Problem set
1. Reproduce the PyTorch Transformer encoder passage below, starting with "In the code" and going on through "LayerNorm(d_model, eps=layer_norm_eps, **factory_kwargs)", and change "LayerNorm" to "RMSNorm" throughout that stretch.
2. Continue the PyTorch Transformer encoder passage below, picking up right after its last line.

— Start of Given passage —

In the code of torch.nn.Transformer
(torch.nn.modules.transformer — PyTorch 2.0 documentation), the encoder part is implemented as follows:
encoder_layer = TransformerEncoderLayer(d_model, nhead, dim_feedforward, dropout,
activation, layer_norm_eps, batch_first, norm_first,
**factory_kwargs)
encoder_norm = LayerNorm(d_model, eps=layer_norm_eps, **factory_kwargs)
self.encoder = TransformerEncoder(encoder_layer, num_encoder_layers, encoder_norm)
From torch.nn.TransformerEncoder
(torch.nn.modules.transformer — PyTorch 2.0 documentation) 's code we can see the output is passed through the above LayerNorm layer:
if self.norm is not None:
output = self.norm(output)

— End of Given passage —
— Start of Raw data —

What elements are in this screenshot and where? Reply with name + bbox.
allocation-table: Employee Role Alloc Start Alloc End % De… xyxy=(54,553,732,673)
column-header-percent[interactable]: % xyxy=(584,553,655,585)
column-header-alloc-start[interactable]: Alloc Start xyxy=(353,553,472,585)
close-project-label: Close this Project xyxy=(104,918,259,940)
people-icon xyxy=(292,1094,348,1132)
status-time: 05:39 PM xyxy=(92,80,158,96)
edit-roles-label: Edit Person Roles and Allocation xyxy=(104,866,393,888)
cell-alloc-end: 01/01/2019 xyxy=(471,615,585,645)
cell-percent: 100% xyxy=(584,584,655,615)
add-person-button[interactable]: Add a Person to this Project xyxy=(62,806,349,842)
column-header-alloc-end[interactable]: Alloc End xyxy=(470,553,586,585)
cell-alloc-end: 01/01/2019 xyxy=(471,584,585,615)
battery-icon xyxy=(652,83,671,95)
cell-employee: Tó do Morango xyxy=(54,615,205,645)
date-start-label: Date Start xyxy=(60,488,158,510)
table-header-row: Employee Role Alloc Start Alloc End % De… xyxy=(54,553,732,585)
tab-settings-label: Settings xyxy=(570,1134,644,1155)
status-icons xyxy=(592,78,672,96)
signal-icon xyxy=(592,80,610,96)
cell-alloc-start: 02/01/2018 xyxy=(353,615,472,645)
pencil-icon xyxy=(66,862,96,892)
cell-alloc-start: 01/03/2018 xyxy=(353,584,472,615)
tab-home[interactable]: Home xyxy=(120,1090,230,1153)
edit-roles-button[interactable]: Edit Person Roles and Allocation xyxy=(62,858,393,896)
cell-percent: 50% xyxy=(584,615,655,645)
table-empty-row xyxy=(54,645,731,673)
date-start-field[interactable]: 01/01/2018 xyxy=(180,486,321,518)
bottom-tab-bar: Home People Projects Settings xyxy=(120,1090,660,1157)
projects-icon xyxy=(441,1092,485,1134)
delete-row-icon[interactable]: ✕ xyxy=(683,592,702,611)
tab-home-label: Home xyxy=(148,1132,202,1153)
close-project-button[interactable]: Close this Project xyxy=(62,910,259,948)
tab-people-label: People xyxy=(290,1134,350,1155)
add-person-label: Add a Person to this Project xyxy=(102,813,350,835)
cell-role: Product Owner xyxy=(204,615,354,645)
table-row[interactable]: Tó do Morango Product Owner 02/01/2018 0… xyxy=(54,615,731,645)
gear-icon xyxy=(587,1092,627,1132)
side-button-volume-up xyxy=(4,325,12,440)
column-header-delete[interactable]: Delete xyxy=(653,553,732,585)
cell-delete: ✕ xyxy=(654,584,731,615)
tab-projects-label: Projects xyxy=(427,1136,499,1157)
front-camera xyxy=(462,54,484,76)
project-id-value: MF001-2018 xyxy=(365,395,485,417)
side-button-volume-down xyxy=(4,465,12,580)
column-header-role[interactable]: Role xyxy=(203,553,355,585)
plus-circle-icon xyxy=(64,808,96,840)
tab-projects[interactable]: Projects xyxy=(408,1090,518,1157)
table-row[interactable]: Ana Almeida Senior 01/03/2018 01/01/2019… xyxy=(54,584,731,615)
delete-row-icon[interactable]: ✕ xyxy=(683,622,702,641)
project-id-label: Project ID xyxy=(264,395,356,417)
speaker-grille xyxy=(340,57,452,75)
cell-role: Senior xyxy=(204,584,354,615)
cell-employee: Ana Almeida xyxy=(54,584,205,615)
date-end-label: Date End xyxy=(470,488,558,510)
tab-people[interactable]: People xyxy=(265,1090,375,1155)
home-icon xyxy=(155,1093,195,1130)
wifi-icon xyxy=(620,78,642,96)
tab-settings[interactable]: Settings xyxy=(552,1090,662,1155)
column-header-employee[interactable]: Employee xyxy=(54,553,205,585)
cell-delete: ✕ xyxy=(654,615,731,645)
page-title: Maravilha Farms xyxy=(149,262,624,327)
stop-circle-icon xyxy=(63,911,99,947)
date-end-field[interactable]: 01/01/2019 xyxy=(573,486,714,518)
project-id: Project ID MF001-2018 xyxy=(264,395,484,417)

— End of Raw data —

Answers per task
1.
In the code of torch.nn.Transformer
(torch.nn.modules.transformer — PyTorch 2.0 documentation), the encoder part is implemented as follows:
encoder_layer = TransformerEncoderLayer(d_model, nhead, dim_feedforward, dropout,
activation, layer_norm_eps, batch_first, norm_first,
**factory_kwargs)
encoder_norm = RMSNorm(d_model, eps=layer_norm_eps, **factory_kwargs)

2.
return output
My questions is: why do we need to add another LayerNorm, considering we have LayerNorm layers applied to self-attention and FFNN respectively already? What’s the benefit? Is it necessary?
torch.nn.TransformerEncoderLayer
(torch.nn.modules.transformer — PyTorch 2.0 documentation) 's output:
else:
x = self.norm1(x + self._sa_block(x, src_mask, src_key_padding_mask, is_causal=is_causal))
x = self.norm2(x + self._ff_block(x))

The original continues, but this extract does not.